(Records from a data source)
"""

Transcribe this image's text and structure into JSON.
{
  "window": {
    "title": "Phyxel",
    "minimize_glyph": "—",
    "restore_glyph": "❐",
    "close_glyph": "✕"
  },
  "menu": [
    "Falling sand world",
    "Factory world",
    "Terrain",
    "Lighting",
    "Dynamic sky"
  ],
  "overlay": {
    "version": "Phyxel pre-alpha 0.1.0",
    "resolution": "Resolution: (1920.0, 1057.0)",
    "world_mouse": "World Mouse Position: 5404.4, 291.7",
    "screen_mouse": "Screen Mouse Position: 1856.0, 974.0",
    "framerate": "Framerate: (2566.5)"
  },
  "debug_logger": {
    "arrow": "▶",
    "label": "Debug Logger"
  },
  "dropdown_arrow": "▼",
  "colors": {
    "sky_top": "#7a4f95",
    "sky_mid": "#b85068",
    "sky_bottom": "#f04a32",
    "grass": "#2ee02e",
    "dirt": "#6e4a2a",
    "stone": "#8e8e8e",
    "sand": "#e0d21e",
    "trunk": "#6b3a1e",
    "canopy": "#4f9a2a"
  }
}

"""

**Stated problem:**
Generate an exact reproduction of all entries.

**Expected answer:**
Transcribe this image's text and structure into JSON.
{
  "window": {
    "title": "Phyxel",
    "minimize_glyph": "—",
    "restore_glyph": "❐",
    "close_glyph": "✕"
  },
  "menu": [
    "Falling sand world",
    "Factory world",
    "Terrain",
    "Lighting",
    "Dynamic sky"
  ],
  "overlay": {
    "version": "Phyxel pre-alpha 0.1.0",
    "resolution": "Resolution: (1920.0, 1057.0)",
    "world_mouse": "World Mouse Position: 5404.4, 291.7",
    "screen_mouse": "Screen Mouse Position: 1856.0, 974.0",
    "framerate": "Framerate: (2566.5)"
  },
  "debug_logger": {
    "arrow": "▶",
    "label": "Debug Logger"
  },
  "dropdown_arrow": "▼",
  "colors": {
    "sky_top": "#7a4f95",
    "sky_mid": "#b85068",
    "sky_bottom": "#f04a32",
    "grass": "#2ee02e",
    "dirt": "#6e4a2a",
    "stone": "#8e8e8e",
    "sand": "#e0d21e",
    "trunk": "#6b3a1e",
    "canopy": "#4f9a2a"
  }
}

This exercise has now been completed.